Collect each line holding the string "éves".

-- start --

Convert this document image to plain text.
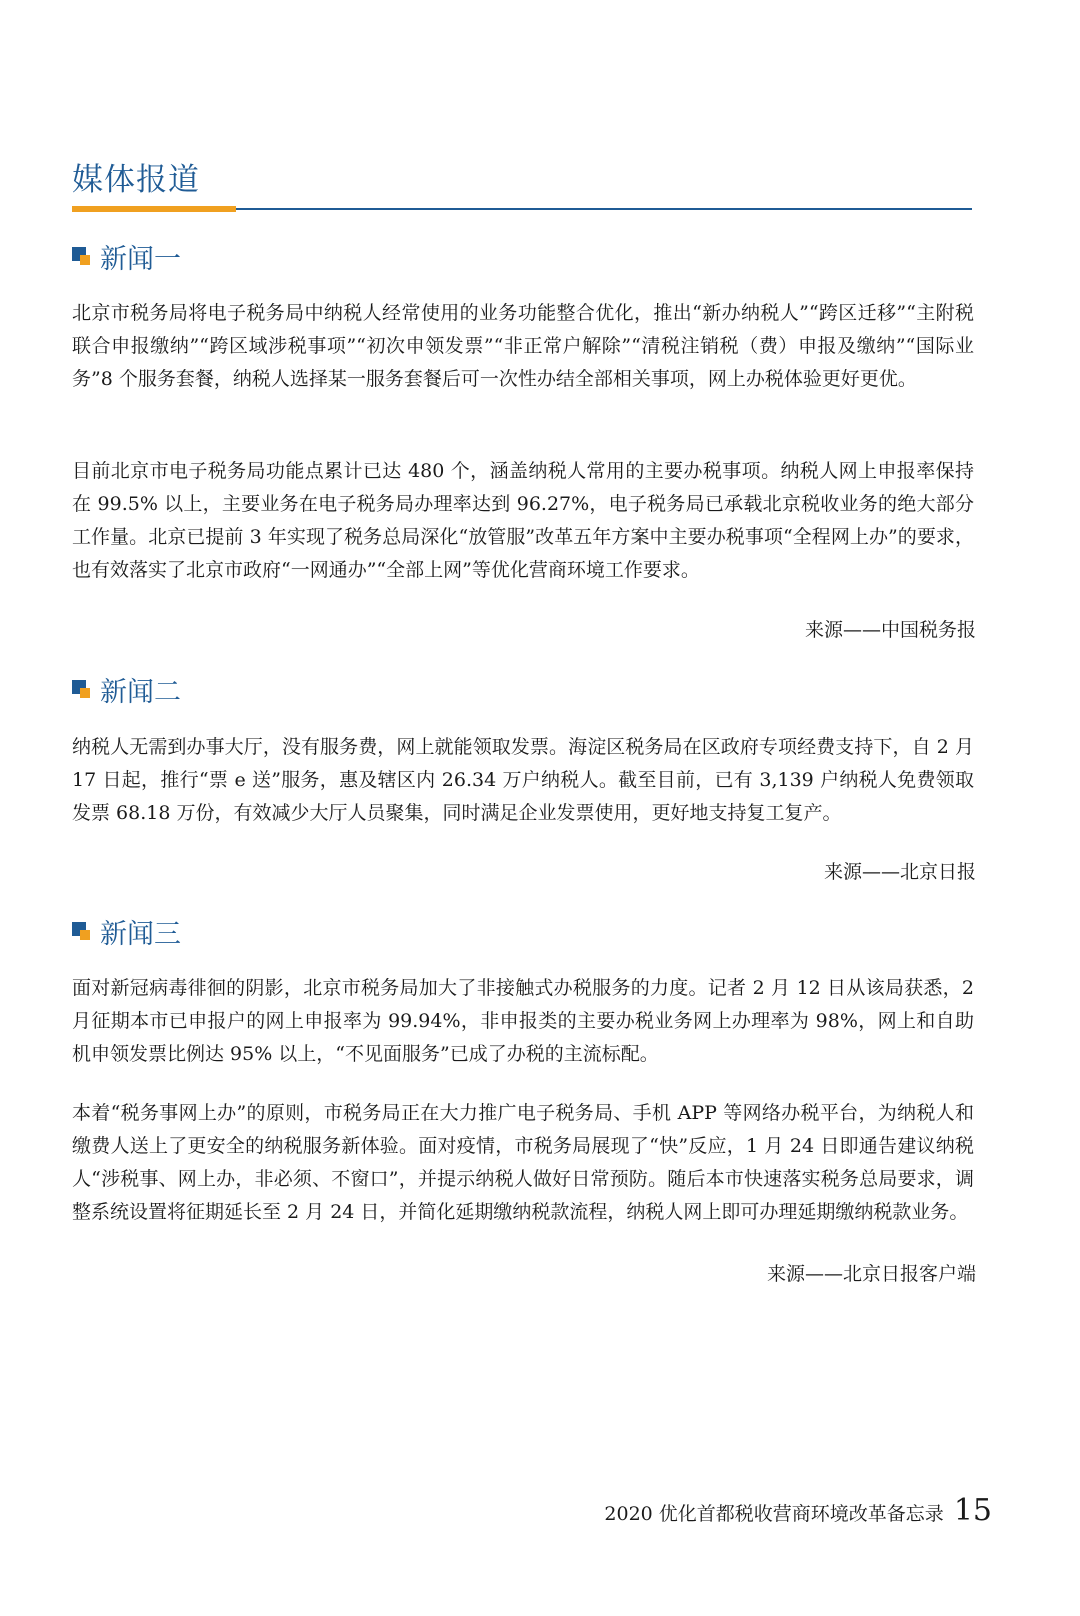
媒体报道
新闻一

北京市税务局将电子税务局中纳税人经常使用的业务功能整合优化，推出“新办纳税人”“跨区迁移”“主附税联合申报缴纳”“跨区域涉税事项”“初次申领发票”“非正常户解除”“清税注销税（费）申报及缴纳”“国际业务”8 个服务套餐，纳税人选择某一服务套餐后可一次性办结全部相关事项，网上办税体验更好更优。

目前北京市电子税务局功能点累计已达 480 个，涵盖纳税人常用的主要办税事项。纳税人网上申报率保持在 99.5% 以上，主要业务在电子税务局办理率达到 96.27%，电子税务局已承载北京税收业务的绝大部分工作量。北京已提前 3 年实现了税务总局深化“放管服”改革五年方案中主要办税事项“全程网上办”的要求，也有效落实了北京市政府“一网通办”“全部上网”等优化营商环境工作要求。

来源——中国税务报
新闻二

纳税人无需到办事大厅，没有服务费，网上就能领取发票。海淀区税务局在区政府专项经费支持下，自 2 月 17 日起，推行“票 e 送”服务，惠及辖区内 26.34 万户纳税人。截至目前，已有 3,139 户纳税人免费领取发票 68.18 万份，有效减少大厅人员聚集，同时满足企业发票使用，更好地支持复工复产。

来源——北京日报
新闻三

面对新冠病毒徘徊的阴影，北京市税务局加大了非接触式办税服务的力度。记者 2 月 12 日从该局获悉，2 月征期本市已申报户的网上申报率为 99.94%，非申报类的主要办税业务网上办理率为 98%，网上和自助机申领发票比例达 95% 以上，“不见面服务”已成了办税的主流标配。

本着“税务事网上办”的原则，市税务局正在大力推广电子税务局、手机 APP 等网络办税平台，为纳税人和缴费人送上了更安全的纳税服务新体验。面对疫情，市税务局展现了“快”反应，1 月 24 日即通告建议纳税人“涉税事、网上办，非必须、不窗口”，并提示纳税人做好日常预防。随后本市快速落实税务总局要求，调整系统设置将征期延长至 2 月 24 日，并简化延期缴纳税款流程，纳税人网上即可办理延期缴纳税款业务。

来源——北京日报客户端
2020 优化首都税收营商环境改革备忘录 15
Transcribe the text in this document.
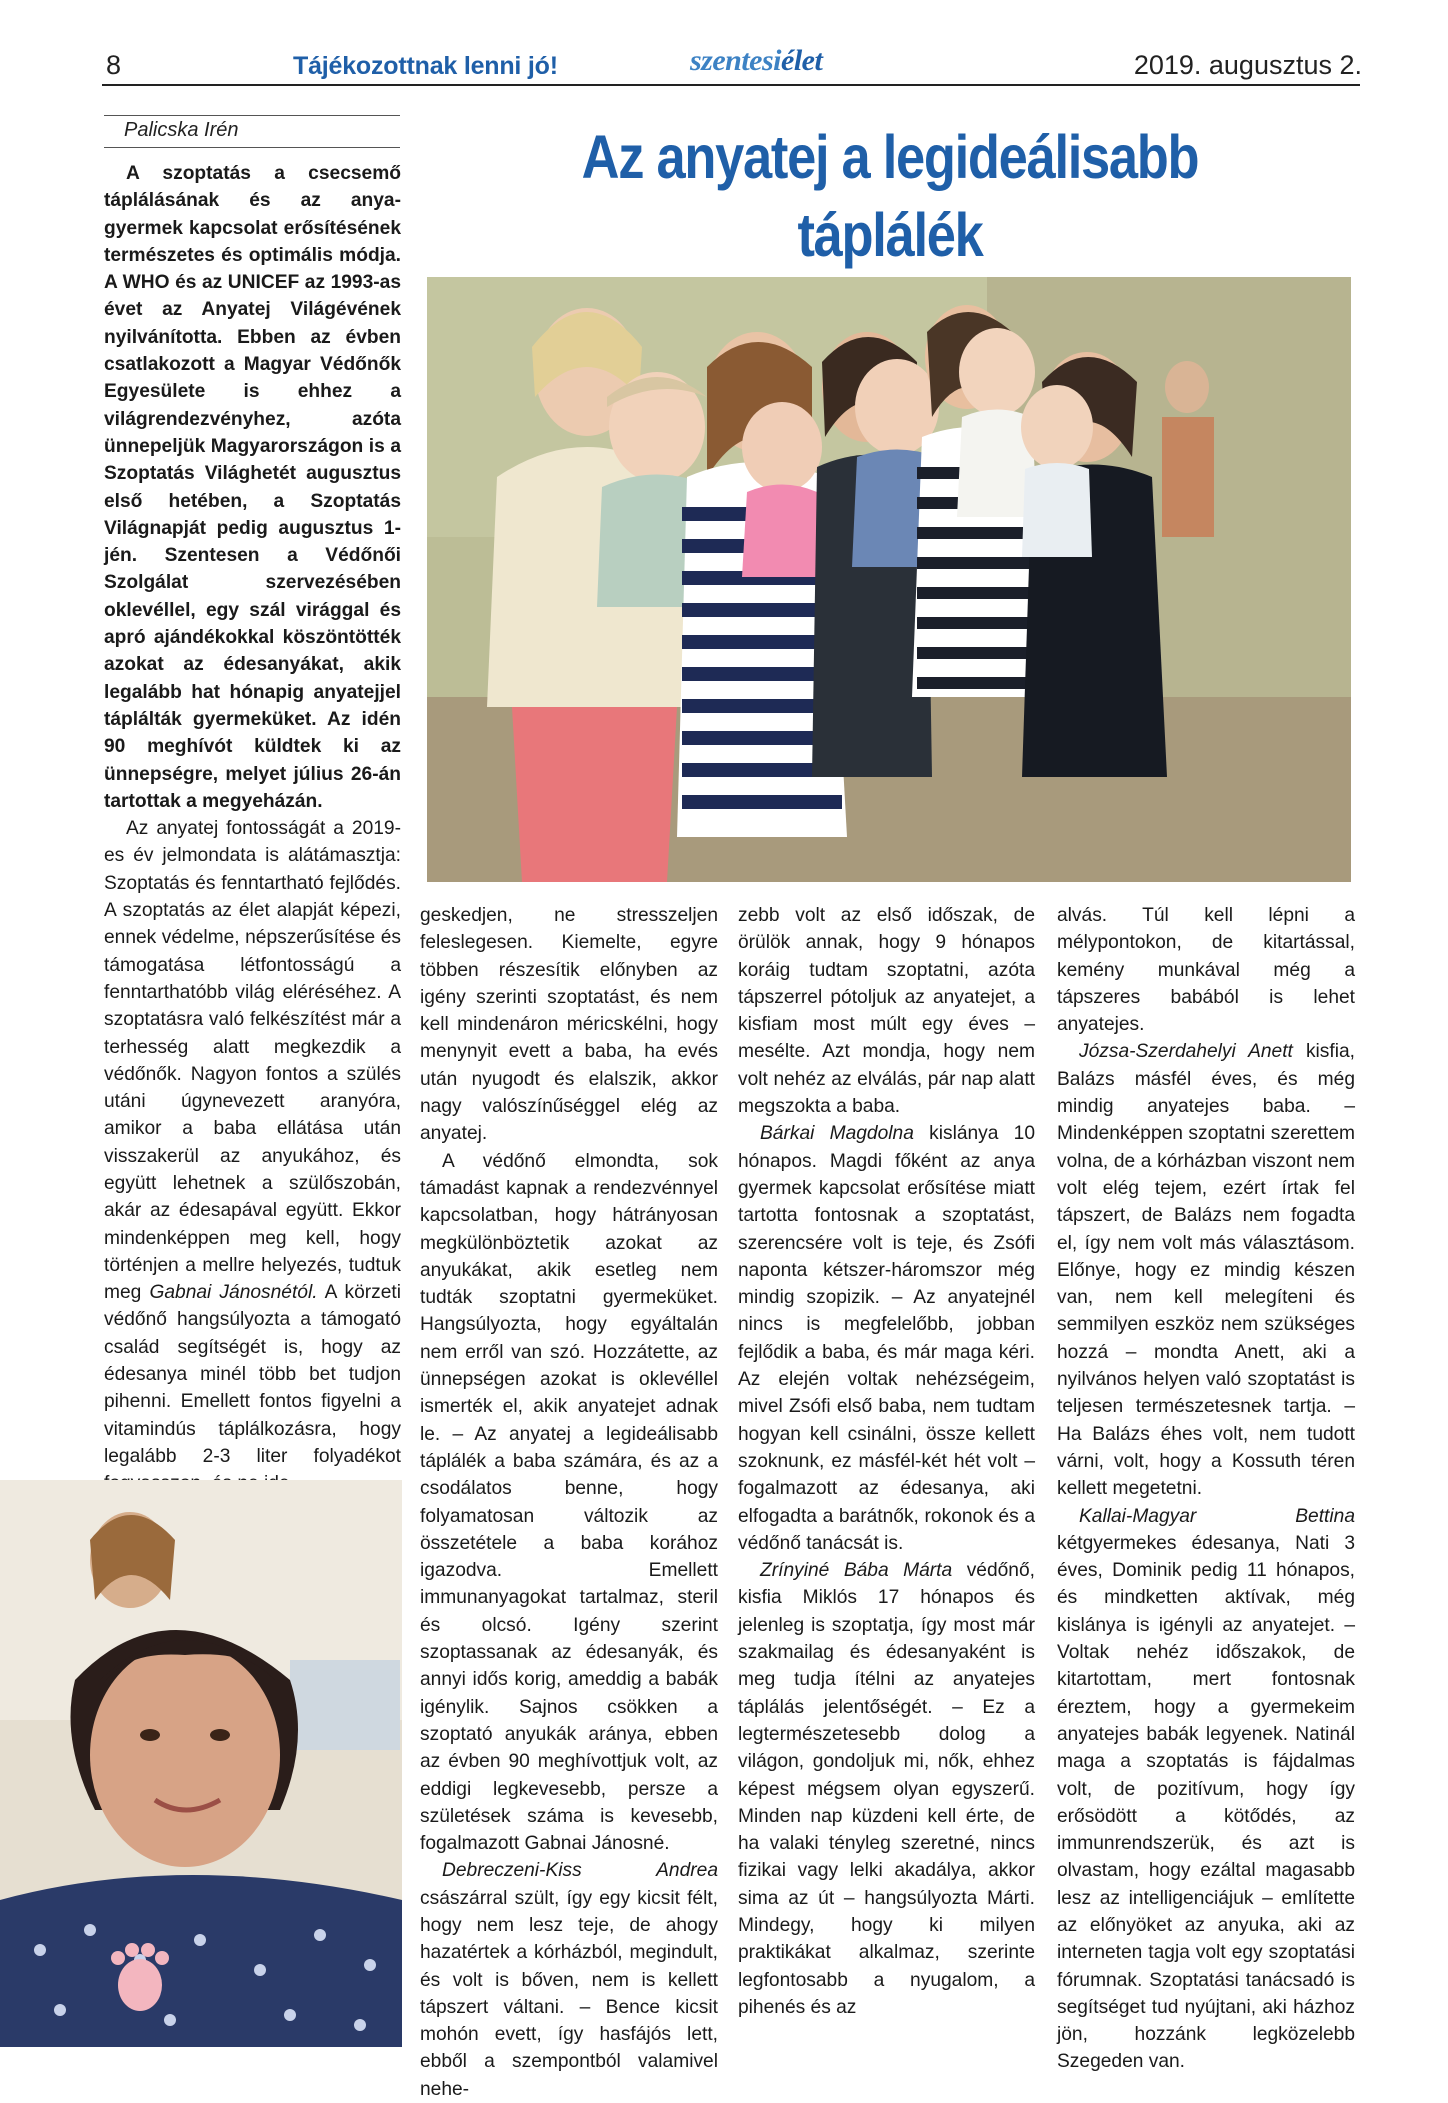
8	Tájékozottnak lenni jó!	szentesiélet	2019. augusztus 2.
Palicska Irén	Az anyatej a legideálisabb táplálék

A szoptatás a csecsemő táplálásának és az anya-gyermek kapcsolat erősítésének természetes és optimális módja. A WHO és az UNICEF az 1993-as évet az Anyatej Világévének nyilvánította. Ebben az évben csatlakozott a Magyar Védőnők Egyesülete is ehhez a világrendezvényhez, azóta ünnepeljük Magyarországon is a Szoptatás Világhetét augusztus első hetében, a Szoptatás Világnapját pedig augusztus 1-jén. Szentesen a Védőnői Szolgálat szervezésében oklevéllel, egy szál virággal és apró ajándékokkal köszöntötték azokat az édesanyákat, akik legalább hat hónapig anyatejjel táplálták gyermeküket. Az idén 90 meghívót küldtek ki az ünnepségre, melyet július 26-án tartottak a megyeházán.

Az anyatej fontosságát a 2019-es év jelmondata is alátámasztja: Szoptatás és fenntartható fejlődés. A szoptatás az élet alapját képezi, ennek védelme, népszerűsítése és támogatása létfontosságú a fenntarthatóbb világ eléréséhez. A szoptatásra való felkészítést már a terhesség alatt megkezdik a védőnők. Nagyon fontos a szülés utáni úgynevezett aranyóra, amikor a baba ellátása után visszakerül az anyukához, és együtt lehetnek a szülőszobán, akár az édesapával együtt. Ekkor mindenképpen meg kell, hogy történjen a mellre helyezés, tudtuk meg Gabnai Jánosnétól. A körzeti védőnő hangsúlyozta a támogató család segítségét is, hogy az édesanya minél több bet tudjon pihenni. Emellett fontos figyelni a vitamindús táplálkozásra, hogy legalább 2-3 liter folyadékot

geskedjen, ne stresszeljen feleslegesen. Kiemelte, egyre többen részesítik előnyben az igény szerinti szoptatást, és nem kell mindenáron méricskélni, hogy menynyit evett a baba, ha evés után nyugodt és elalszik, akkor nagy valószínűséggel elég az anyatej.

A védőnő elmondta, sok támadást kapnak a rendezvénnyel kapcsolatban, hogy hátrányosan megkülönböztetik azokat az anyukákat, akik esetleg nem tudták szoptatni gyermeküket. Hangsúlyozta, hogy egyáltalán nem erről van szó. Hozzátette, az ünnepségen azokat is oklevéllel ismerték el, akik anyatejet adnak le. – Az anyatej a legideálisabb táplálék a baba számára, és az a csodálatos benne, hogy folyamatosan változik az összetétele a baba korához igazodva. Emellett immunanyagokat tartalmaz, steril és olcsó. Igény szerint szoptassanak az édesanyák, és annyi idős korig, ameddig a babák igénylik. Sajnos csökken a szoptató anyukák aránya, ebben az évben 90 meghívottjuk volt, az eddigi legkevesebb, persze a születések száma is kevesebb, fogalmazott Gabnai Jánosné.

Debreczeni-Kiss Andrea császárral szült, így egy kicsit félt, hogy nem lesz teje, de ahogy hazatértek a kórházból, megindult, és volt is bőven, nem is kellett tápszert váltani. – Bence kicsit mohón evett, így hasfájós lett, ebből a szempontból valamivel nehe-

zebb volt az első időszak, de örülök annak, hogy 9 hónapos koráig tudtam szoptatni, azóta tápszerrel pótoljuk az anyatejet, a kisfiam most múlt egy éves – mesélte. Azt mondja, hogy nem volt nehéz az elválás, pár nap alatt megszokta a baba.

Bárkai Magdolna kislánya 10 hónapos. Magdi főként az anya gyermek kapcsolat erősítése miatt tartotta fontosnak a szoptatást, szerencsére volt is teje, és Zsófi naponta kétszer-háromszor még mindig szopizik. – Az anyatejnél nincs is megfelelőbb, jobban fejlődik a baba, és már maga kéri. Az elején voltak nehézségeim, mivel Zsófi első baba, nem tudtam hogyan kell csinálni, össze kellett szoknunk, ez másfél-két hét volt – fogalmazott az édesanya, aki elfogadta a barátnők, rokonok és a védőnő tanácsát is.

Zrínyiné Bába Márta védőnő, kisfia Miklós 17 hónapos és jelenleg is szoptatja, így most már szakmailag és édesanyaként is meg tudja ítélni az anyatejes táplálás jelentőségét. – Ez a legtermészetesebb dolog a világon, gondoljuk mi, nők, ehhez képest mégsem olyan egyszerű. Minden nap küzdeni kell érte, de ha valaki tényleg szeretné, nincs fizikai vagy lelki akadálya, akkor sima az út – hangsúlyozta Márti. Mindegy, hogy ki milyen praktikákat alkalmaz, szerinte legfontosabb a nyugalom, a pihenés és az

alvás. Túl kell lépni a mélypontokon, de kitartással, kemény munkával még a tápszeres babából is lehet anyatejes.

Józsa-Szerdahelyi Anett kisfia, Balázs másfél éves, és még mindig anyatejes baba. – Mindenképpen szoptatni szerettem volna, de a kórházban viszont nem volt elég tejem, ezért írtak fel tápszert, de Balázs nem fogadta el, így nem volt más választásom. Előnye, hogy ez mindig készen van, nem kell melegíteni és semmilyen eszköz nem szükséges hozzá – mondta Anett, aki a nyilvános helyen való szoptatást is teljesen természetesnek tartja. – Ha Balázs éhes volt, nem tudott várni, volt, hogy a Kossuth téren kellett megetetni.

Kallai-Magyar Bettina kétgyermekes édesanya, Nati 3 éves, Dominik pedig 11 hónapos, és mindketten aktívak, még kislánya is igényli az anyatejet. – Voltak nehéz időszakok, de kitartottam, mert fontosnak éreztem, hogy a gyermekeim anyatejes babák legyenek. Natinál maga a szoptatás is fájdalmas volt, de pozitívum, hogy így erősödött a kötődés, az immunrendszerük, és azt is olvastam, hogy ezáltal magasabb lesz az intelligenciájuk – említette az előnyöket az anyuka, aki az interneten tagja volt egy szoptatási fórumnak. Szoptatási tanácsadó is segítséget tud nyújtani, aki házhoz jön, hozzánk legközelebb Szegeden van.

-- end --

• Correct response:
zebb volt az első időszak, de örülök annak, hogy 9 hónapos koráig tudtam szoptatni, azóta tápszerrel pótoljuk az anyatejet, a kisfiam most múlt egy éves – mesélte. Azt mondja, hogy nem volt nehéz az elválás, pár nap alatt megszokta a baba.
Józsa-Szerdahelyi Anett kisfia, Balázs másfél éves, és még mindig anyatejes baba. – Mindenképpen szoptatni szerettem volna, de a kórházban viszont nem volt elég tejem, ezért írtak fel tápszert, de Balázs nem fogadta el, így nem volt más választásom. Előnye, hogy ez mindig készen van, nem kell melegíteni és semmilyen eszköz nem szükséges hozzá – mondta Anett, aki a nyilvános helyen való szoptatást is teljesen természetesnek tartja. – Ha Balázs éhes volt, nem tudott várni, volt, hogy a Kossuth téren kellett megetetni.
Kallai-Magyar Bettina kétgyermekes édesanya, Nati 3 éves, Dominik pedig 11 hónapos, és mindketten aktívak, még kislánya is igényli az anyatejet. – Voltak nehéz időszakok, de kitartottam, mert fontosnak éreztem, hogy a gyermekeim anyatejes babák legyenek. Natinál maga a szoptatás is fájdalmas volt, de pozitívum, hogy így erősödött a kötődés, az immunrendszerük, és azt is olvastam, hogy ezáltal magasabb lesz az intelligenciájuk – említette az előnyöket az anyuka, aki az interneten tagja volt egy szoptatási fórumnak. Szoptatási tanácsadó is segítséget tud nyújtani, aki házhoz jön, hozzánk legközelebb Szegeden van.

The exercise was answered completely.